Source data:
______________________________
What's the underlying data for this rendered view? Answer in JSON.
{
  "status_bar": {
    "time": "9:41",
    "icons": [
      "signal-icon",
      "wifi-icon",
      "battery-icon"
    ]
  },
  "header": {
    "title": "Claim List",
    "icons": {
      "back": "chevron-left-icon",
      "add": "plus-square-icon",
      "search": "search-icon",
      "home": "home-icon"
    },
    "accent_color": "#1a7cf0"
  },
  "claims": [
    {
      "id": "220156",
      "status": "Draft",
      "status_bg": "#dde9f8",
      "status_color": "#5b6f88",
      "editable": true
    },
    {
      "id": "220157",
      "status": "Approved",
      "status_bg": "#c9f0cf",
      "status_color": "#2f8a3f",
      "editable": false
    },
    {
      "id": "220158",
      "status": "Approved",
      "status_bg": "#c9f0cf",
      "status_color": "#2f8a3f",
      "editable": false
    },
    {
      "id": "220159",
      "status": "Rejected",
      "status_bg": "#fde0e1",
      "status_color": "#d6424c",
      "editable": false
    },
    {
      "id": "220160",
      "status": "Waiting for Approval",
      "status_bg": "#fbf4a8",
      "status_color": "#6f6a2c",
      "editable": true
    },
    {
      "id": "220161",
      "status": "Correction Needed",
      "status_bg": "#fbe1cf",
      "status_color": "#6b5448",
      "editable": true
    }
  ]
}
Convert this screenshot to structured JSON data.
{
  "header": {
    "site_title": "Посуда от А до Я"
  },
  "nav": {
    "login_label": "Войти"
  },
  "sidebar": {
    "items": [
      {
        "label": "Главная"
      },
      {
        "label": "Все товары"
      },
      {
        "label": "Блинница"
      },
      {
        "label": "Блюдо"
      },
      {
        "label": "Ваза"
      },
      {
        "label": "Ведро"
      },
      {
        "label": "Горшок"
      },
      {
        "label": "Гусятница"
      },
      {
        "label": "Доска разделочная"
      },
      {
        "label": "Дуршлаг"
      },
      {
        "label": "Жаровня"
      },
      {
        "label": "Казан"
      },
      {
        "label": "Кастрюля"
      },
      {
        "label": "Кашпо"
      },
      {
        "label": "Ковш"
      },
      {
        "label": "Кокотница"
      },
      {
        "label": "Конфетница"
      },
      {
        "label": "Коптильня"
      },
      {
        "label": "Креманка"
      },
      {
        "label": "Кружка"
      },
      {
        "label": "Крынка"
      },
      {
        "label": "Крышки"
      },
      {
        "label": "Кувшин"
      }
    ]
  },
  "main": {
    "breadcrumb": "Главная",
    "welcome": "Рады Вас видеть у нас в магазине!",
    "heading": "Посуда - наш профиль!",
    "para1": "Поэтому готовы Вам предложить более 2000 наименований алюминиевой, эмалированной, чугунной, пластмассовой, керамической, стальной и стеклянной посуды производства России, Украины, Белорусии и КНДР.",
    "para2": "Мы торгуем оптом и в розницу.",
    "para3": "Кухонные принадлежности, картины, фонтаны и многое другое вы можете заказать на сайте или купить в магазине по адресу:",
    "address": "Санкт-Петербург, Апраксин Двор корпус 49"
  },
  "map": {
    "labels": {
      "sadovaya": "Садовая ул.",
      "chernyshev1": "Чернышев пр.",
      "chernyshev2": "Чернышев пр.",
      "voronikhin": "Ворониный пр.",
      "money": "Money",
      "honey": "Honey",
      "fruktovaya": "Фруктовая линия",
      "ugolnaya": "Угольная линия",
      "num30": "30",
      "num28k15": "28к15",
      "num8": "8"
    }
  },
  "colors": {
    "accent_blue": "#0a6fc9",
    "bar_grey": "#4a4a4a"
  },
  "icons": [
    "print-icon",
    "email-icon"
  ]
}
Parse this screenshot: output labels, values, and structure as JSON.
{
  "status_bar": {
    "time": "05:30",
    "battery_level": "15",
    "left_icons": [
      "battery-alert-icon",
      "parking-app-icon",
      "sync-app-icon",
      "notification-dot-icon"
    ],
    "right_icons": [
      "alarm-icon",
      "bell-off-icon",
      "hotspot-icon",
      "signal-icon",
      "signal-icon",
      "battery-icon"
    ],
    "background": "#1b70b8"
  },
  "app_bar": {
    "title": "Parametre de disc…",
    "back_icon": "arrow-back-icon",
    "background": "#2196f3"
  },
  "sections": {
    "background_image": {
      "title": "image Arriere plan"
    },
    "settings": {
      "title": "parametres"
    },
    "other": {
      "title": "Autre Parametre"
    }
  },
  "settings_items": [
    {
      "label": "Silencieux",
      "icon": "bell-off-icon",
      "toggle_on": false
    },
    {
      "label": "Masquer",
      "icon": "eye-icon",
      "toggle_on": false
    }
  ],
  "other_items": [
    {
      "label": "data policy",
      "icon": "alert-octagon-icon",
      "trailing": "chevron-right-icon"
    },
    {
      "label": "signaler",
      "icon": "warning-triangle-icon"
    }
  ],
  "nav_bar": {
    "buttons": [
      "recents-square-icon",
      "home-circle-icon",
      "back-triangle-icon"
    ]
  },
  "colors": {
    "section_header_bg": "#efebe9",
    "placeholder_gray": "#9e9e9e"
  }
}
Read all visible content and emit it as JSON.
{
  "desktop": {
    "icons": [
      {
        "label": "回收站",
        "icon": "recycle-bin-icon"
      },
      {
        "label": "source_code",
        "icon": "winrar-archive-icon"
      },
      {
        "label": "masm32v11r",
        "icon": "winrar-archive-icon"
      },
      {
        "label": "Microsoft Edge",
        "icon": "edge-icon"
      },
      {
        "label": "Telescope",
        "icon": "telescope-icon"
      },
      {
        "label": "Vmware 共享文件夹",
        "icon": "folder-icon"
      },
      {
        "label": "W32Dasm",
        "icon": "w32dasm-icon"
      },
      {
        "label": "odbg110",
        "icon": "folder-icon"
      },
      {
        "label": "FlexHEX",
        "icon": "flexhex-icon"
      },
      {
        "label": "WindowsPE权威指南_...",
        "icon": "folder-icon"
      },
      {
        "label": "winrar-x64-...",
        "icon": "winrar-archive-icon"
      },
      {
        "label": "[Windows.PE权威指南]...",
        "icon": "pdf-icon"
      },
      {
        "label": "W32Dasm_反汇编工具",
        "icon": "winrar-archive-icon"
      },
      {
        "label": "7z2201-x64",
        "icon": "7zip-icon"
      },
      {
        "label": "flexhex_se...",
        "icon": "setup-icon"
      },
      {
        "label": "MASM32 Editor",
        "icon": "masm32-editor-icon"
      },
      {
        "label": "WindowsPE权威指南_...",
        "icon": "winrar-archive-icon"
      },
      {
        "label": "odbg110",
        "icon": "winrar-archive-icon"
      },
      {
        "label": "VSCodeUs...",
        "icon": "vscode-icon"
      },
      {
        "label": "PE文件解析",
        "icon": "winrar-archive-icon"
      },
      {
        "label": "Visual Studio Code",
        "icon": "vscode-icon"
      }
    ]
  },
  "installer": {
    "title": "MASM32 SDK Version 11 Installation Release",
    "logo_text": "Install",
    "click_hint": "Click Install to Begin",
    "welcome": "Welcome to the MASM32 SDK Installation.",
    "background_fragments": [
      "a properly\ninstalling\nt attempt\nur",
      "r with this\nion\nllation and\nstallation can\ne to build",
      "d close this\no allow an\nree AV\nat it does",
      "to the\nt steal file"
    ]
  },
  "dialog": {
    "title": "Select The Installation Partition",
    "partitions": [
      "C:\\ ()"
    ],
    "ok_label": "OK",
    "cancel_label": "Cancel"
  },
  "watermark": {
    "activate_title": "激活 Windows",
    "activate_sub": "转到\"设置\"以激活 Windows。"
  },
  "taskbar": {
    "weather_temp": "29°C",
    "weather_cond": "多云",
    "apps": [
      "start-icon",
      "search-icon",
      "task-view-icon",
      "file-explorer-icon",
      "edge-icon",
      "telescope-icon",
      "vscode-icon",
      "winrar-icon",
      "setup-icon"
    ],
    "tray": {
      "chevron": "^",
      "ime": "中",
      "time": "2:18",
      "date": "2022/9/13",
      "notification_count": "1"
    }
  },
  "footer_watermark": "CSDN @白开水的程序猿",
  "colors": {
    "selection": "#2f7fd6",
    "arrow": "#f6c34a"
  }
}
______________________________
■ GIVEN TASK ■
Pick out each line containing "file" and report it.

■ SOLUTION TO THE EXERCISE ■
      "to the\nt steal file"
      "file-explorer-icon",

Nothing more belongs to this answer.